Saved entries

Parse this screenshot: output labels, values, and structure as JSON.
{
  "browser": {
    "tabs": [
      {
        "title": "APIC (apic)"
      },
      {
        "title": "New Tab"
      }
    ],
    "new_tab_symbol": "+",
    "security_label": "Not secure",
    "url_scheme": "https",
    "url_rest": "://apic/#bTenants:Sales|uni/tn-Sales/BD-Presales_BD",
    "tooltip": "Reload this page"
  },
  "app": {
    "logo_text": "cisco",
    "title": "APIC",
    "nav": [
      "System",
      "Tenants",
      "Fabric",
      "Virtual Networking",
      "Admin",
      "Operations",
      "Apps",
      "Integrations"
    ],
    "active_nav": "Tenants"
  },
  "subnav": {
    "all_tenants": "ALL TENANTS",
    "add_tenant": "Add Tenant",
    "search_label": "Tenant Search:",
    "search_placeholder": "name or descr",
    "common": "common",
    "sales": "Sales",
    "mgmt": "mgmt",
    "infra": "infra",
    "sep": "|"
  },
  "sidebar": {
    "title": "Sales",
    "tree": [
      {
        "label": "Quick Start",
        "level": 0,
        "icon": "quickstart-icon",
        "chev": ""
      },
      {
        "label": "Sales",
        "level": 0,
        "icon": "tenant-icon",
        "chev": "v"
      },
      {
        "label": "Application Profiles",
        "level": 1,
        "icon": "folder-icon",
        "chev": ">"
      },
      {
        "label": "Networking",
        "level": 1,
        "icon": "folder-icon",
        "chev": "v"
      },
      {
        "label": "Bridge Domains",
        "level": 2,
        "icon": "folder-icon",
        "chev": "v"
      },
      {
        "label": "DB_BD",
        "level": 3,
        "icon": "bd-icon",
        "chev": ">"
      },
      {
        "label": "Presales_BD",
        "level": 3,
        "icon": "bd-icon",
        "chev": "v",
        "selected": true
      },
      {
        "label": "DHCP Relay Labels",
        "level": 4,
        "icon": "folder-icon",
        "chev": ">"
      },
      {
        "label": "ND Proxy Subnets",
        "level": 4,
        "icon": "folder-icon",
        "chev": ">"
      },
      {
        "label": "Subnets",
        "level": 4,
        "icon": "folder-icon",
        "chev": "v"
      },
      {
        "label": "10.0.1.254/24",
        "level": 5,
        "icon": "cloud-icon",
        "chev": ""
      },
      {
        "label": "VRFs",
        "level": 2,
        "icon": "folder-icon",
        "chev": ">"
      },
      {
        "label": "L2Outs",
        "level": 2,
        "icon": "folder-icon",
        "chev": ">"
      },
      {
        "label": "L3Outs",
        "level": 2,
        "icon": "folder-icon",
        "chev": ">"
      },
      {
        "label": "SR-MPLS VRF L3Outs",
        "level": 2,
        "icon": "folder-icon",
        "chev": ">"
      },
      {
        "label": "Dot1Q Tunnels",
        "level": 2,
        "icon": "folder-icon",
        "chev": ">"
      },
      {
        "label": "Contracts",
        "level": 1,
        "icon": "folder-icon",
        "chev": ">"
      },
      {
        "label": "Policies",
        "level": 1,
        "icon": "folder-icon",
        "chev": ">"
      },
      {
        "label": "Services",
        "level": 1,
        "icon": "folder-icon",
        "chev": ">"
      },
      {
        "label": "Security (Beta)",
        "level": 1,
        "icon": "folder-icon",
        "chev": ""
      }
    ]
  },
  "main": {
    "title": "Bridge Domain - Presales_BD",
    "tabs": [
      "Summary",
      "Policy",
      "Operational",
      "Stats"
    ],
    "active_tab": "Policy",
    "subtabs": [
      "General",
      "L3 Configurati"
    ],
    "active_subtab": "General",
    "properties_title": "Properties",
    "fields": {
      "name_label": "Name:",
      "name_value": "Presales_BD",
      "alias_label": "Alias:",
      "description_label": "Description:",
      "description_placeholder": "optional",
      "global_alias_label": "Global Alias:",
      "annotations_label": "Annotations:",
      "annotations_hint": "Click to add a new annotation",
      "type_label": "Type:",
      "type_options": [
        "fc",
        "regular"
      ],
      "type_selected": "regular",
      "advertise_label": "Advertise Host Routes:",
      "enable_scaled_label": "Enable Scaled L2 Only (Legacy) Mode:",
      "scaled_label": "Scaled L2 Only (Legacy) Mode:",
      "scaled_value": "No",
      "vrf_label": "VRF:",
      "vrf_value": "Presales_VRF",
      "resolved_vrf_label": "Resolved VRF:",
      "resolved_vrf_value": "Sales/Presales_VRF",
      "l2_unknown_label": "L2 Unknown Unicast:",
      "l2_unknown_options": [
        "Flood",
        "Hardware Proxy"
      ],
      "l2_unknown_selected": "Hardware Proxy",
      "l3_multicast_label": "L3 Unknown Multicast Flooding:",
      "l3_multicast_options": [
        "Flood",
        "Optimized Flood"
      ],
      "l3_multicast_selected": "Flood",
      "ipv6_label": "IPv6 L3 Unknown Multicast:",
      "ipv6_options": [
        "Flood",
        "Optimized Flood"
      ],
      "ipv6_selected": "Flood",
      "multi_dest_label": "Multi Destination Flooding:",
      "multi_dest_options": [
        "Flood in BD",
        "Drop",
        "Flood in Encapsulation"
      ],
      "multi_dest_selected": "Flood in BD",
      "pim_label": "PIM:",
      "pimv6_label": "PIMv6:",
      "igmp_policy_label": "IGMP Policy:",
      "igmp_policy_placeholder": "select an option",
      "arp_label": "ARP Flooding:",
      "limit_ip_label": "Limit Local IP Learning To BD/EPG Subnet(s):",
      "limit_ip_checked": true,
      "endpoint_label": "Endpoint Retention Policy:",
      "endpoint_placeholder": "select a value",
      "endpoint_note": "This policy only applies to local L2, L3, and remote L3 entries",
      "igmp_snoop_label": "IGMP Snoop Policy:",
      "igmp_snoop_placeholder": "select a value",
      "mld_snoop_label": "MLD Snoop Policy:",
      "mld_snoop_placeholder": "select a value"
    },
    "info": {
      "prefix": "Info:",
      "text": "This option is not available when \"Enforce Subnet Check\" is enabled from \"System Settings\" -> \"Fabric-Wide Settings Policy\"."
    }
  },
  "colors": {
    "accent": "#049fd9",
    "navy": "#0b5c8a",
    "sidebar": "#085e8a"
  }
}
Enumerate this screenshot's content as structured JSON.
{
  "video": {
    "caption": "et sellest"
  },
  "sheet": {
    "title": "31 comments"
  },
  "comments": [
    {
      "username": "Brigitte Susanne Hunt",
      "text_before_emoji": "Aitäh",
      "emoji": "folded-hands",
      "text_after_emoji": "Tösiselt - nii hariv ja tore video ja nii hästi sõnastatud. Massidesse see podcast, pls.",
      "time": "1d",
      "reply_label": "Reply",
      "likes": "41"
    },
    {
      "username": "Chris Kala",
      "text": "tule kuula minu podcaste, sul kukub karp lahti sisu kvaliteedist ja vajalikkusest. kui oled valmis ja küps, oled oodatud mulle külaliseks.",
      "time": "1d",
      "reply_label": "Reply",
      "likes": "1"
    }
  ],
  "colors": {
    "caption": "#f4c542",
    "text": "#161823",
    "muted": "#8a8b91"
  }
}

PROBLEM REQUIREMENTS →
Set down only these lines, exactly: the line containing "Enumerate this screenshot's" and each line after it, through the end of the listing.

RESPONSE BELOW →
Enumerate this screenshot's content as structured JSON.
{
  "video": {
    "caption": "et sellest"
  },
  "sheet": {
    "title": "31 comments"
  },
  "comments": [
    {
      "username": "Brigitte Susanne Hunt",
      "text_before_emoji": "Aitäh",
      "emoji": "folded-hands",
      "text_after_emoji": "Tösiselt - nii hariv ja tore video ja nii hästi sõnastatud. Massidesse see podcast, pls.",
      "time": "1d",
      "reply_label": "Reply",
      "likes": "41"
    },
    {
      "username": "Chris Kala",
      "text": "tule kuula minu podcaste, sul kukub karp lahti sisu kvaliteedist ja vajalikkusest. kui oled valmis ja küps, oled oodatud mulle külaliseks.",
      "time": "1d",
      "reply_label": "Reply",
      "likes": "1"
    }
  ],
  "colors": {
    "caption": "#f4c542",
    "text": "#161823",
    "muted": "#8a8b91"
  }
}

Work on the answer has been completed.